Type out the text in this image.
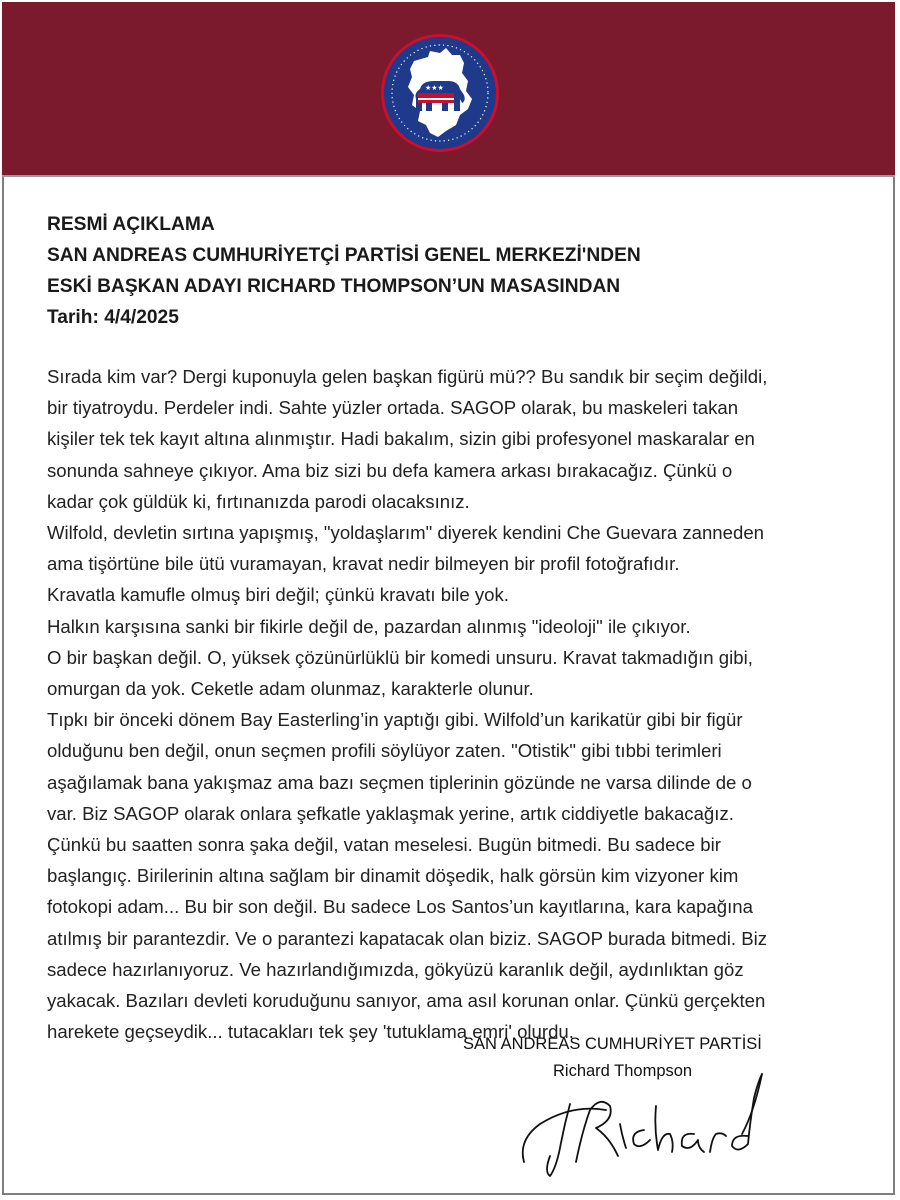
★★★
RESMİ AÇIKLAMA
SAN ANDREAS CUMHURİYETÇİ PARTİSİ GENEL MERKEZİ'NDEN
ESKİ BAŞKAN ADAYI RICHARD THOMPSON’UN MASASINDAN
Tarih: 4/4/2025
Sırada kim var? Dergi kuponuyla gelen başkan figürü mü?? Bu sandık bir seçim değildi,
bir tiyatroydu. Perdeler indi. Sahte yüzler ortada. SAGOP olarak, bu maskeleri takan
kişiler tek tek kayıt altına alınmıştır. Hadi bakalım, sizin gibi profesyonel maskaralar en
sonunda sahneye çıkıyor. Ama biz sizi bu defa kamera arkası bırakacağız. Çünkü o
kadar çok güldük ki, fırtınanızda parodi olacaksınız.
Wilfold, devletin sırtına yapışmış, "yoldaşlarım" diyerek kendini Che Guevara zanneden
ama tişörtüne bile ütü vuramayan, kravat nedir bilmeyen bir profil fotoğrafıdır.
Kravatla kamufle olmuş biri değil; çünkü kravatı bile yok.
Halkın karşısına sanki bir fikirle değil de, pazardan alınmış "ideoloji" ile çıkıyor.
O bir başkan değil. O, yüksek çözünürlüklü bir komedi unsuru. Kravat takmadığın gibi,
omurgan da yok. Ceketle adam olunmaz, karakterle olunur.
Tıpkı bir önceki dönem Bay Easterling’in yaptığı gibi. Wilfold’un karikatür gibi bir figür
olduğunu ben değil, onun seçmen profili söylüyor zaten. "Otistik" gibi tıbbi terimleri
aşağılamak bana yakışmaz ama bazı seçmen tiplerinin gözünde ne varsa dilinde de o
var. Biz SAGOP olarak onlara şefkatle yaklaşmak yerine, artık ciddiyetle bakacağız.
Çünkü bu saatten sonra şaka değil, vatan meselesi. Bugün bitmedi. Bu sadece bir
başlangıç. Birilerinin altına sağlam bir dinamit döşedik, halk görsün kim vizyoner kim
fotokopi adam... Bu bir son değil. Bu sadece Los Santos’un kayıtlarına, kara kapağına
atılmış bir parantezdir. Ve o parantezi kapatacak olan biziz. SAGOP burada bitmedi. Biz
sadece hazırlanıyoruz. Ve hazırlandığımızda, gökyüzü karanlık değil, aydınlıktan göz
yakacak. Bazıları devleti koruduğunu sanıyor, ama asıl korunan onlar. Çünkü gerçekten
harekete geçseydik... tutacakları tek şey 'tutuklama emri' olurdu.
SAN ANDREAS CUMHURİYET PARTİSİ
Richard Thompson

****

## Goal
Your copy should hold every record word for word and none of the pictures.

## Written response
Type out the text in this image.
★★★
RESMİ AÇIKLAMA
SAN ANDREAS CUMHURİYETÇİ PARTİSİ GENEL MERKEZİ'NDEN
ESKİ BAŞKAN ADAYI RICHARD THOMPSON’UN MASASINDAN
Tarih: 4/4/2025
Sırada kim var? Dergi kuponuyla gelen başkan figürü mü?? Bu sandık bir seçim değildi,
bir tiyatroydu. Perdeler indi. Sahte yüzler ortada. SAGOP olarak, bu maskeleri takan
kişiler tek tek kayıt altına alınmıştır. Hadi bakalım, sizin gibi profesyonel maskaralar en
sonunda sahneye çıkıyor. Ama biz sizi bu defa kamera arkası bırakacağız. Çünkü o
kadar çok güldük ki, fırtınanızda parodi olacaksınız.
Wilfold, devletin sırtına yapışmış, "yoldaşlarım" diyerek kendini Che Guevara zanneden
ama tişörtüne bile ütü vuramayan, kravat nedir bilmeyen bir profil fotoğrafıdır.
Kravatla kamufle olmuş biri değil; çünkü kravatı bile yok.
Halkın karşısına sanki bir fikirle değil de, pazardan alınmış "ideoloji" ile çıkıyor.
O bir başkan değil. O, yüksek çözünürlüklü bir komedi unsuru. Kravat takmadığın gibi,
omurgan da yok. Ceketle adam olunmaz, karakterle olunur.
Tıpkı bir önceki dönem Bay Easterling’in yaptığı gibi. Wilfold’un karikatür gibi bir figür
olduğunu ben değil, onun seçmen profili söylüyor zaten. "Otistik" gibi tıbbi terimleri
aşağılamak bana yakışmaz ama bazı seçmen tiplerinin gözünde ne varsa dilinde de o
var. Biz SAGOP olarak onlara şefkatle yaklaşmak yerine, artık ciddiyetle bakacağız.
Çünkü bu saatten sonra şaka değil, vatan meselesi. Bugün bitmedi. Bu sadece bir
başlangıç. Birilerinin altına sağlam bir dinamit döşedik, halk görsün kim vizyoner kim
fotokopi adam... Bu bir son değil. Bu sadece Los Santos’un kayıtlarına, kara kapağına
atılmış bir parantezdir. Ve o parantezi kapatacak olan biziz. SAGOP burada bitmedi. Biz
sadece hazırlanıyoruz. Ve hazırlandığımızda, gökyüzü karanlık değil, aydınlıktan göz
yakacak. Bazıları devleti koruduğunu sanıyor, ama asıl korunan onlar. Çünkü gerçekten
harekete geçseydik... tutacakları tek şey 'tutuklama emri' olurdu.
SAN ANDREAS CUMHURİYET PARTİSİ
Richard Thompson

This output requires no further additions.